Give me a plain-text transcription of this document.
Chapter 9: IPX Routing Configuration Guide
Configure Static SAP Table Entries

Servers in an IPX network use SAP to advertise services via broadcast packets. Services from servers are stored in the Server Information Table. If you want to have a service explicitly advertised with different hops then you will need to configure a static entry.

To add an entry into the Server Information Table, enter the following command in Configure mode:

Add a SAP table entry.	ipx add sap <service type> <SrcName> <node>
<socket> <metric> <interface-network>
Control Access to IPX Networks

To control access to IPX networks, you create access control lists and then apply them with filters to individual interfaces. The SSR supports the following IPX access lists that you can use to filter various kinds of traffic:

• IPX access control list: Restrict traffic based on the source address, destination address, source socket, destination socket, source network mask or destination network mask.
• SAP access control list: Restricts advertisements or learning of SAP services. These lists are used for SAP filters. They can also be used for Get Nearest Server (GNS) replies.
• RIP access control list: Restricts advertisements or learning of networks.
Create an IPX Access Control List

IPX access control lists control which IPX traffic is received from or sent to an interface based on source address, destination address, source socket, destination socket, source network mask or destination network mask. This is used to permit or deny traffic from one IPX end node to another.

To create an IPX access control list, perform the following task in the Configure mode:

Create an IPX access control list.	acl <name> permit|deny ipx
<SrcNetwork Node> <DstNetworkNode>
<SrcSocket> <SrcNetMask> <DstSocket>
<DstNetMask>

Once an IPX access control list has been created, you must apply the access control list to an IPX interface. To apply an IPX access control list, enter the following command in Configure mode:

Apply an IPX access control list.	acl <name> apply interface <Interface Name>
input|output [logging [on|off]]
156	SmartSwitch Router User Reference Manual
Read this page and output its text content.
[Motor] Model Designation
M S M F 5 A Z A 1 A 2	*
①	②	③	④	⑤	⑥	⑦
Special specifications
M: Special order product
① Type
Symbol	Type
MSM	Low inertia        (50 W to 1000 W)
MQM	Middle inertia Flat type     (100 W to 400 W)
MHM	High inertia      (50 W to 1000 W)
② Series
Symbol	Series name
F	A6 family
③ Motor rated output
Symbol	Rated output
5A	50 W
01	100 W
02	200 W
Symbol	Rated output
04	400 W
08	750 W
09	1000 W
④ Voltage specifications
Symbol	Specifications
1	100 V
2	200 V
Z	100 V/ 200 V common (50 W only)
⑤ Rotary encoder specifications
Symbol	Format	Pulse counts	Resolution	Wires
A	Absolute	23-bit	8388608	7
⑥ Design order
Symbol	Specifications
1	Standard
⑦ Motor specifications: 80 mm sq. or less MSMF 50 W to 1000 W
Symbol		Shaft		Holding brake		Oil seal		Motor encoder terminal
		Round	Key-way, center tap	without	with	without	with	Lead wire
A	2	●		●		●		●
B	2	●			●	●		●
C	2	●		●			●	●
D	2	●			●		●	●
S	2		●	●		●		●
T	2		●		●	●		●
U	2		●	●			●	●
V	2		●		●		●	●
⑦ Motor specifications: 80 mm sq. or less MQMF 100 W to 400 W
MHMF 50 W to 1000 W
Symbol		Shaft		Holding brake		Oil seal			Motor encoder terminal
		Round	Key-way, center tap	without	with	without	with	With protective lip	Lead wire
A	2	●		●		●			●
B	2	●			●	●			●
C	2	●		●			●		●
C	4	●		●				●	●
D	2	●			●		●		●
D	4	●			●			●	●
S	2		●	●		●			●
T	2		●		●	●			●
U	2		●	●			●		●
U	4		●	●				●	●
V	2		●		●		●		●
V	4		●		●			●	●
^^^^^^^^^^^^^^^^
**Task directions**. From the records above, extract every line exactly as it stands.

**Result below**.
Give me a plain-text transcription of this document.
Chapter 9: IPX Routing Configuration Guide
Configure Static SAP Table Entries

Servers in an IPX network use SAP to advertise services via broadcast packets. Services from servers are stored in the Server Information Table. If you want to have a service explicitly advertised with different hops then you will need to configure a static entry.

To add an entry into the Server Information Table, enter the following command in Configure mode:

Add a SAP table entry.	ipx add sap <service type> <SrcName> <node>
<socket> <metric> <interface-network>
Control Access to IPX Networks

To control access to IPX networks, you create access control lists and then apply them with filters to individual interfaces. The SSR supports the following IPX access lists that you can use to filter various kinds of traffic:

• IPX access control list: Restrict traffic based on the source address, destination address, source socket, destination socket, source network mask or destination network mask.
• SAP access control list: Restricts advertisements or learning of SAP services. These lists are used for SAP filters. They can also be used for Get Nearest Server (GNS) replies.
• RIP access control list: Restricts advertisements or learning of networks.
Create an IPX Access Control List

IPX access control lists control which IPX traffic is received from or sent to an interface based on source address, destination address, source socket, destination socket, source network mask or destination network mask. This is used to permit or deny traffic from one IPX end node to another.

To create an IPX access control list, perform the following task in the Configure mode:

Create an IPX access control list.	acl <name> permit|deny ipx
<SrcNetwork Node> <DstNetworkNode>
<SrcSocket> <SrcNetMask> <DstSocket>
<DstNetMask>

Once an IPX access control list has been created, you must apply the access control list to an IPX interface. To apply an IPX access control list, enter the following command in Configure mode:

Apply an IPX access control list.	acl <name> apply interface <Interface Name>
input|output [logging [on|off]]
156	SmartSwitch Router User Reference Manual
Read this page and output its text content.
[Motor] Model Designation
M S M F 5 A Z A 1 A 2	*
①	②	③	④	⑤	⑥	⑦
Special specifications
M: Special order product
① Type
Symbol	Type
MSM	Low inertia        (50 W to 1000 W)
MQM	Middle inertia Flat type     (100 W to 400 W)
MHM	High inertia      (50 W to 1000 W)
② Series
Symbol	Series name
F	A6 family
③ Motor rated output
Symbol	Rated output
5A	50 W
01	100 W
02	200 W
Symbol	Rated output
04	400 W
08	750 W
09	1000 W
④ Voltage specifications
Symbol	Specifications
1	100 V
2	200 V
Z	100 V/ 200 V common (50 W only)
⑤ Rotary encoder specifications
Symbol	Format	Pulse counts	Resolution	Wires
A	Absolute	23-bit	8388608	7
⑥ Design order
Symbol	Specifications
1	Standard
⑦ Motor specifications: 80 mm sq. or less MSMF 50 W to 1000 W
Symbol		Shaft		Holding brake		Oil seal		Motor encoder terminal
		Round	Key-way, center tap	without	with	without	with	Lead wire
A	2	●		●		●		●
B	2	●			●	●		●
C	2	●		●			●	●
D	2	●			●		●	●
S	2		●	●		●		●
T	2		●		●	●		●
U	2		●	●			●	●
V	2		●		●		●	●
⑦ Motor specifications: 80 mm sq. or less MQMF 100 W to 400 W
MHMF 50 W to 1000 W
Symbol		Shaft		Holding brake		Oil seal			Motor encoder terminal
		Round	Key-way, center tap	without	with	without	with	With protective lip	Lead wire
A	2	●		●		●			●
B	2	●			●	●			●
C	2	●		●			●		●
C	4	●		●				●	●
D	2	●			●		●		●
D	4	●			●			●	●
S	2		●	●		●			●
T	2		●		●	●			●
U	2		●	●			●		●
U	4		●	●				●	●
V	2		●		●		●		●
V	4		●		●			●	●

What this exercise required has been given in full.